··· Task material ···

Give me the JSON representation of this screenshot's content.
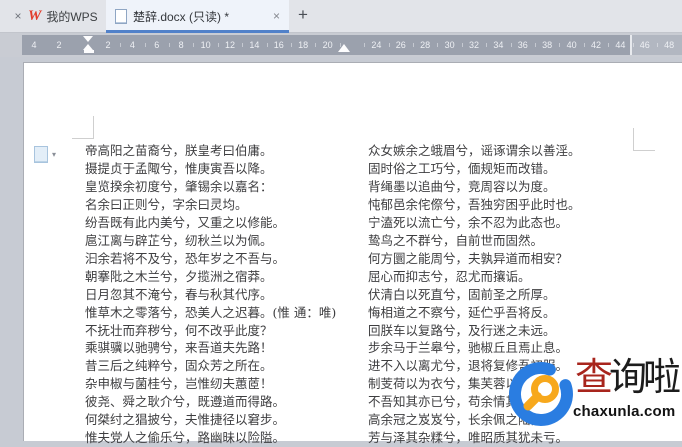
{
  "colors": {
    "accent_blue": "#5181c9",
    "wps_red": "#e23c2b",
    "watermark_blue": "#2a7de1",
    "watermark_orange": "#f7a81c",
    "watermark_red": "#a8251d"
  },
  "tabbar": {
    "leading_close": "×",
    "tabs": [
      {
        "label": "我的WPS",
        "close": "×"
      },
      {
        "label": "楚辞.docx (只读) *",
        "close": "×"
      }
    ],
    "new_tab": "+"
  },
  "ruler": {
    "margin_numbers": [
      "4",
      "2"
    ],
    "numbers": [
      "2",
      "4",
      "6",
      "8",
      "10",
      "12",
      "14",
      "16",
      "18",
      "20",
      "24",
      "26",
      "28",
      "30",
      "32",
      "34",
      "36",
      "38",
      "40",
      "42",
      "44",
      "46",
      "48"
    ]
  },
  "document": {
    "left_lines": [
      "帝高阳之苗裔兮，朕皇考曰伯庸。",
      "摄提贞于孟陬兮，惟庚寅吾以降。",
      "皇览揆余初度兮，肇锡余以嘉名：",
      "名余曰正则兮，字余曰灵均。",
      "纷吾既有此内美兮，又重之以修能。",
      "扈江离与辟芷兮，纫秋兰以为佩。",
      "汩余若将不及兮，恐年岁之不吾与。",
      "朝搴阰之木兰兮，夕揽洲之宿莽。",
      "日月忽其不淹兮，春与秋其代序。",
      "惟草木之零落兮，恐美人之迟暮。(惟 通：唯)",
      "不抚壮而弃秽兮，何不改乎此度？",
      "乘骐骥以驰骋兮，来吾道夫先路！",
      "昔三后之纯粹兮，固众芳之所在。",
      "杂申椒与菌桂兮，岂惟纫夫蕙茝！",
      "彼尧、舜之耿介兮，既遵道而得路。",
      "何桀纣之猖披兮，夫惟捷径以窘步。",
      "惟夫党人之偷乐兮，路幽昧以险隘。"
    ],
    "right_lines": [
      "众女嫉余之蛾眉兮，谣诼谓余以善淫。",
      "固时俗之工巧兮，偭规矩而改错。",
      "背绳墨以追曲兮，竞周容以为度。",
      "忳郁邑余侘傺兮，吾独穷困乎此时也。",
      "宁溘死以流亡兮，余不忍为此态也。",
      "鸷鸟之不群兮，自前世而固然。",
      "何方圜之能周兮，夫孰异道而相安？",
      "屈心而抑志兮，忍尤而攘诟。",
      "伏清白以死直兮，固前圣之所厚。",
      "悔相道之不察兮，延伫乎吾将反。",
      "回朕车以复路兮，及行迷之未远。",
      "步余马于兰皋兮，驰椒丘且焉止息。",
      "进不入以离尤兮，退将复修吾初服。",
      "制芰荷以为衣兮，集芙蓉以为裳。",
      "不吾知其亦已兮，苟余情其信芳。",
      "高余冠之岌岌兮，长余佩之陆离。",
      "芳与泽其杂糅兮，唯昭质其犹未亏。"
    ]
  },
  "watermark": {
    "brand_first": "查",
    "brand_rest": "询啦",
    "domain": "chaxunla.com"
  }
}
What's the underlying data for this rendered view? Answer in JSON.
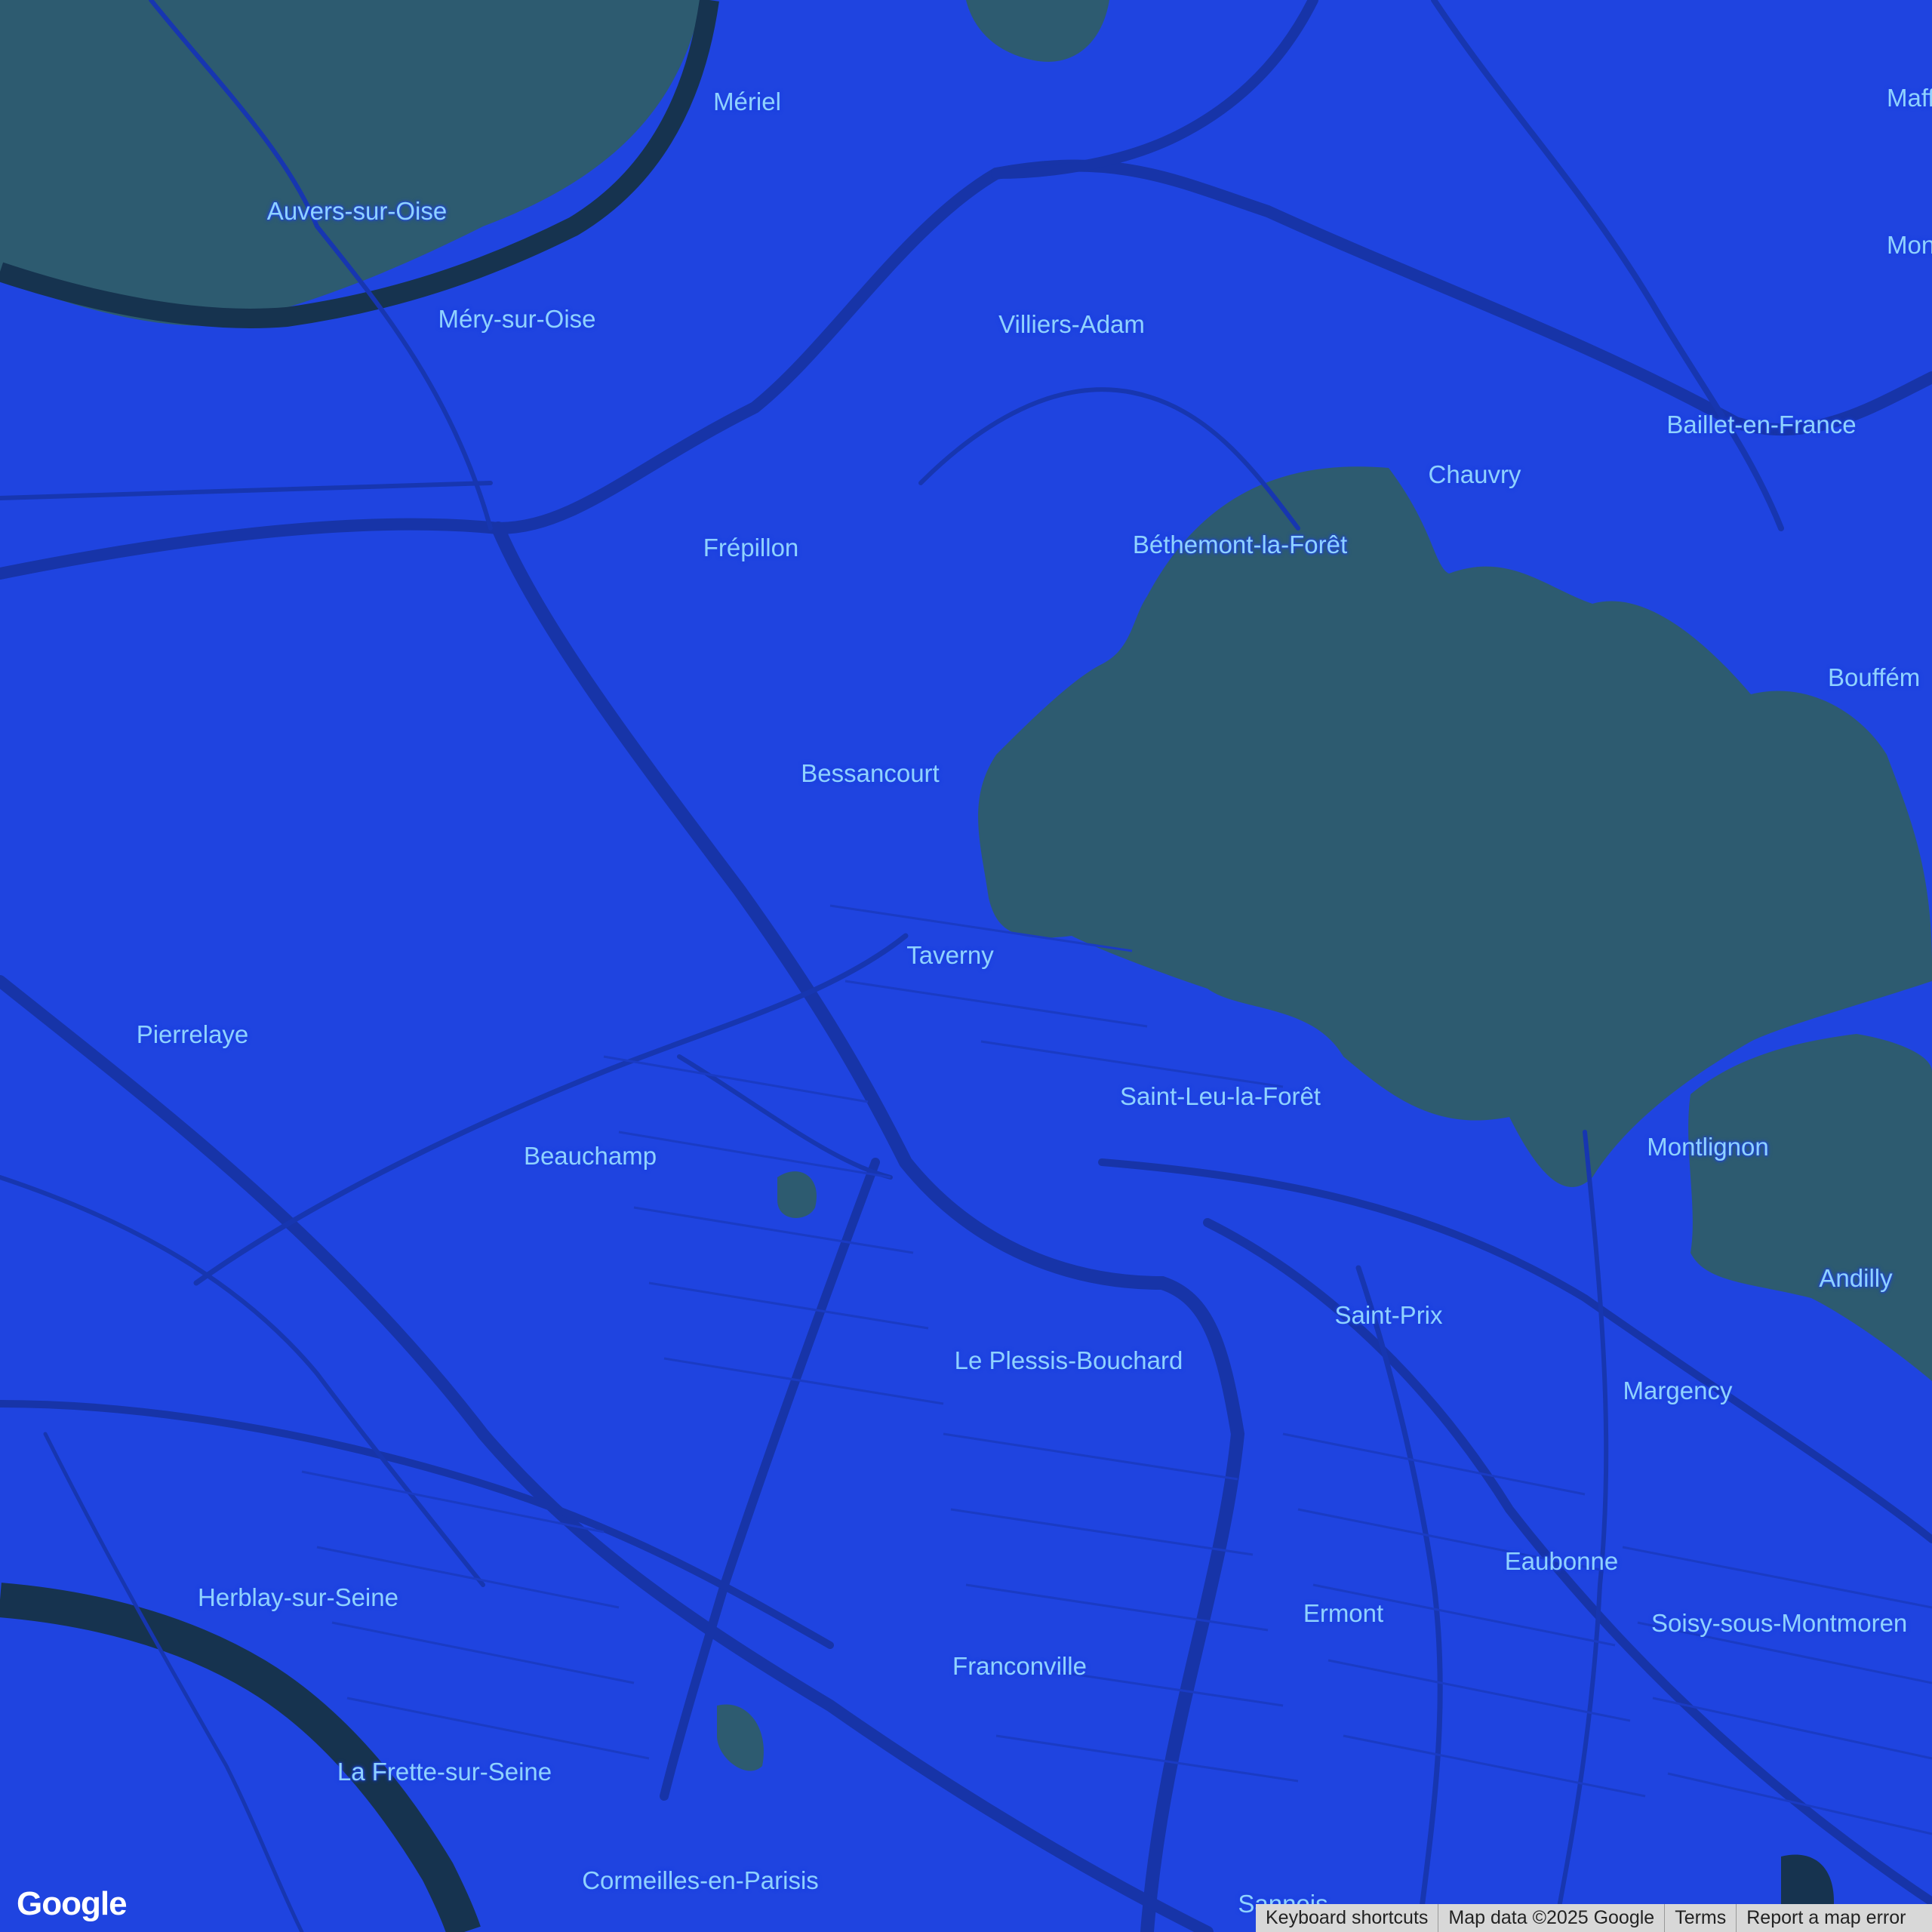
{
  "map": {
    "colors": {
      "land": "#1f44e0",
      "road": "#1736b0",
      "road_major": "#1734a8",
      "forest": "#2d5b70",
      "water": "#16334f",
      "label": "#8fd2ff"
    },
    "places": [
      {
        "id": "meriel",
        "name": "Mériel"
      },
      {
        "id": "auvers",
        "name": "Auvers-sur-Oise"
      },
      {
        "id": "mery",
        "name": "Méry-sur-Oise"
      },
      {
        "id": "villiers",
        "name": "Villiers-Adam"
      },
      {
        "id": "frepillon",
        "name": "Frépillon"
      },
      {
        "id": "bethemont",
        "name": "Béthemont-la-Forêt"
      },
      {
        "id": "chauvry",
        "name": "Chauvry"
      },
      {
        "id": "baillet",
        "name": "Baillet-en-France"
      },
      {
        "id": "mafflier",
        "name": "Mafflier"
      },
      {
        "id": "mon",
        "name": "Mon"
      },
      {
        "id": "bouffem",
        "name": "Bouffém"
      },
      {
        "id": "bessancourt",
        "name": "Bessancourt"
      },
      {
        "id": "taverny",
        "name": "Taverny"
      },
      {
        "id": "pierrelaye",
        "name": "Pierrelaye"
      },
      {
        "id": "saintleu",
        "name": "Saint-Leu-la-Forêt"
      },
      {
        "id": "beauchamp",
        "name": "Beauchamp"
      },
      {
        "id": "montlignon",
        "name": "Montlignon"
      },
      {
        "id": "andilly",
        "name": "Andilly"
      },
      {
        "id": "saintprix",
        "name": "Saint-Prix"
      },
      {
        "id": "plessis",
        "name": "Le Plessis-Bouchard"
      },
      {
        "id": "margency",
        "name": "Margency"
      },
      {
        "id": "eaubonne",
        "name": "Eaubonne"
      },
      {
        "id": "herblay",
        "name": "Herblay-sur-Seine"
      },
      {
        "id": "ermont",
        "name": "Ermont"
      },
      {
        "id": "soisy",
        "name": "Soisy-sous-Montmoren"
      },
      {
        "id": "franconville",
        "name": "Franconville"
      },
      {
        "id": "lafrette",
        "name": "La Frette-sur-Seine"
      },
      {
        "id": "cormeilles",
        "name": "Cormeilles-en-Parisis"
      },
      {
        "id": "sannois",
        "name": "Sannois"
      }
    ]
  },
  "logo": {
    "text": "Google"
  },
  "attribution": {
    "shortcuts": "Keyboard shortcuts",
    "map_data": "Map data ©2025 Google",
    "terms": "Terms",
    "report": "Report a map error"
  }
}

···

> [What you should do]
Scan the entries above for the word "data" and collect each line holding it.

> [Expected answer]
What's the underlying data for this rendered view? Answer in JSON.
    "map_data": "Map data ©2025 Google",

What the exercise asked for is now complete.